--- WHAT IS REQUIRED ---
Could you transcribe every record below exactly as written, leaving out any pictures?

--- RECORDS PROVIDED ---

===============

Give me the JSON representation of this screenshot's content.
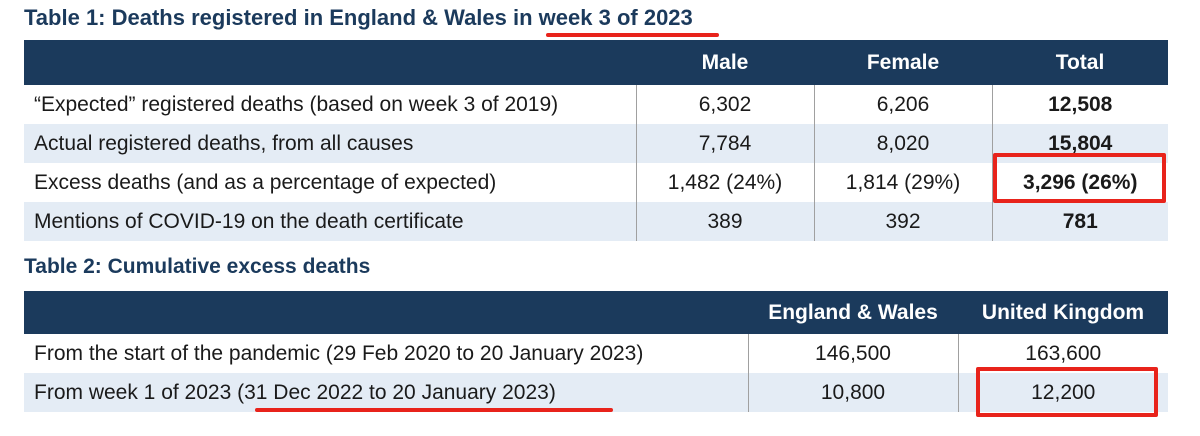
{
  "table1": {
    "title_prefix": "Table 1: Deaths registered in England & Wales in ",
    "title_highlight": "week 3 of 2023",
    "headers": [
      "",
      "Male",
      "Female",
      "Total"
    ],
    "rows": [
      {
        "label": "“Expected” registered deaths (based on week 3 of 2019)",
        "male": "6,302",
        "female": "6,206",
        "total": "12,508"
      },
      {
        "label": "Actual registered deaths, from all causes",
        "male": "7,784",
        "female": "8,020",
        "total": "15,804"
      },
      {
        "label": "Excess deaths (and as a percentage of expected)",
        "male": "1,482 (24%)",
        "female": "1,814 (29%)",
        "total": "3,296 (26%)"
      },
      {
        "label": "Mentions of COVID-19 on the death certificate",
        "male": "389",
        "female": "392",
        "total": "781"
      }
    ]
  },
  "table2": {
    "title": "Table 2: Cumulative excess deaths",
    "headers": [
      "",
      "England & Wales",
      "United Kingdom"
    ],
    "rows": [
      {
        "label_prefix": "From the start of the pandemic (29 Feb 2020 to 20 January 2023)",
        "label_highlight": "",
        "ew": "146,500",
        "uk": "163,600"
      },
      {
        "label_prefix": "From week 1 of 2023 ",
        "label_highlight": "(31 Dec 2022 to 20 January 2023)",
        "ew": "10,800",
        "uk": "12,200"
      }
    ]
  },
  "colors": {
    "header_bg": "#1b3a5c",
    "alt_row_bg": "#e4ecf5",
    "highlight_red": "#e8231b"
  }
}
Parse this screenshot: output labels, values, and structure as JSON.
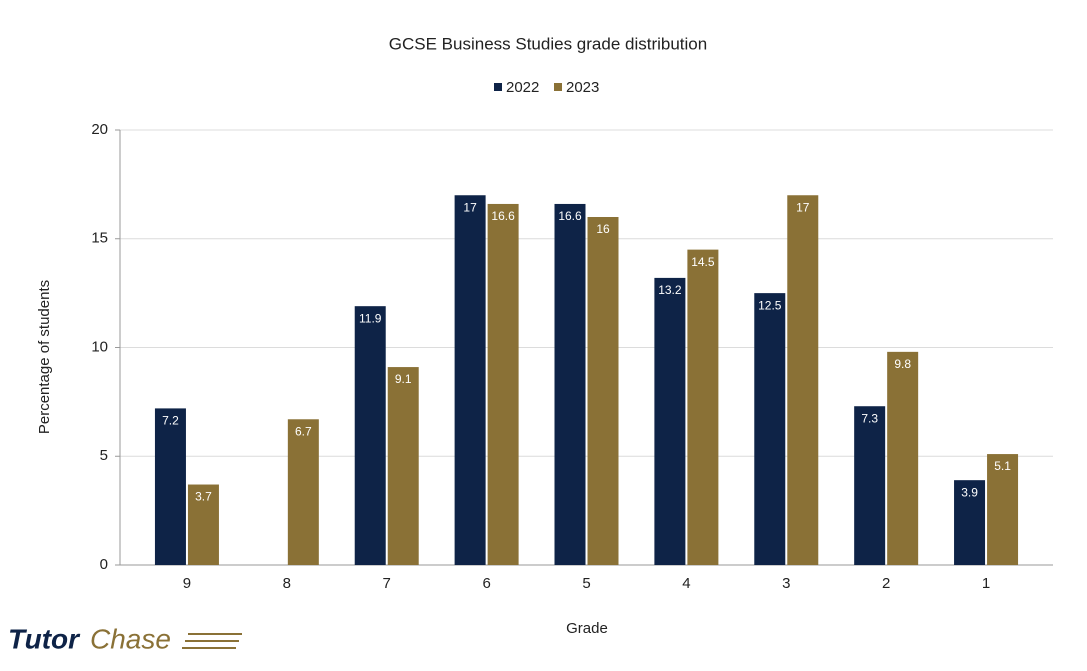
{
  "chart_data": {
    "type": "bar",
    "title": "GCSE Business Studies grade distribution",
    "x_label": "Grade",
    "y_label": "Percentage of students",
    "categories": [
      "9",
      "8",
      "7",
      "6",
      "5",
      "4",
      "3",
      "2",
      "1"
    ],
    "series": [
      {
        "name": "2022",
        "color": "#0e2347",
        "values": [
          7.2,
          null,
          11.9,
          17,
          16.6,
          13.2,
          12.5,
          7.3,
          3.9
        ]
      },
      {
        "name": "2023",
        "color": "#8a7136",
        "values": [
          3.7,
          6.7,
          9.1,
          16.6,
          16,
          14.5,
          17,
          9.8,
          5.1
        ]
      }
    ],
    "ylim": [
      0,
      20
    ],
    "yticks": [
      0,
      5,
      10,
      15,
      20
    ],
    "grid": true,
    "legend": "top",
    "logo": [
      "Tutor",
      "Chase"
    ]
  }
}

===============

--- FULL OUTPUT ---
Give me the JSON representation of this screenshot's content.
{
  "table1": {
    "title_prefix": "Table 1: Deaths registered in England & Wales in ",
    "title_highlight": "week 3 of 2023",
    "headers": [
      "",
      "Male",
      "Female",
      "Total"
    ],
    "rows": [
      {
        "label": "“Expected” registered deaths (based on week 3 of 2019)",
        "male": "6,302",
        "female": "6,206",
        "total": "12,508"
      },
      {
        "label": "Actual registered deaths, from all causes",
        "male": "7,784",
        "female": "8,020",
        "total": "15,804"
      },
      {
        "label": "Excess deaths (and as a percentage of expected)",
        "male": "1,482 (24%)",
        "female": "1,814 (29%)",
        "total": "3,296 (26%)"
      },
      {
        "label": "Mentions of COVID-19 on the death certificate",
        "male": "389",
        "female": "392",
        "total": "781"
      }
    ]
  },
  "table2": {
    "title": "Table 2: Cumulative excess deaths",
    "headers": [
      "",
      "England & Wales",
      "United Kingdom"
    ],
    "rows": [
      {
        "label_prefix": "From the start of the pandemic (29 Feb 2020 to 20 January 2023)",
        "label_highlight": "",
        "ew": "146,500",
        "uk": "163,600"
      },
      {
        "label_prefix": "From week 1 of 2023 ",
        "label_highlight": "(31 Dec 2022 to 20 January 2023)",
        "ew": "10,800",
        "uk": "12,200"
      }
    ]
  },
  "colors": {
    "header_bg": "#1b3a5c",
    "alt_row_bg": "#e4ecf5",
    "highlight_red": "#e8231b"
  }
}
Parse this screenshot: output labels, values, and structure as JSON.
{
  "chart_data": {
    "type": "bar",
    "title": "GCSE Business Studies grade distribution",
    "x_label": "Grade",
    "y_label": "Percentage of students",
    "categories": [
      "9",
      "8",
      "7",
      "6",
      "5",
      "4",
      "3",
      "2",
      "1"
    ],
    "series": [
      {
        "name": "2022",
        "color": "#0e2347",
        "values": [
          7.2,
          null,
          11.9,
          17,
          16.6,
          13.2,
          12.5,
          7.3,
          3.9
        ]
      },
      {
        "name": "2023",
        "color": "#8a7136",
        "values": [
          3.7,
          6.7,
          9.1,
          16.6,
          16,
          14.5,
          17,
          9.8,
          5.1
        ]
      }
    ],
    "ylim": [
      0,
      20
    ],
    "yticks": [
      0,
      5,
      10,
      15,
      20
    ],
    "grid": true,
    "legend": "top",
    "logo": [
      "Tutor",
      "Chase"
    ]
  }
}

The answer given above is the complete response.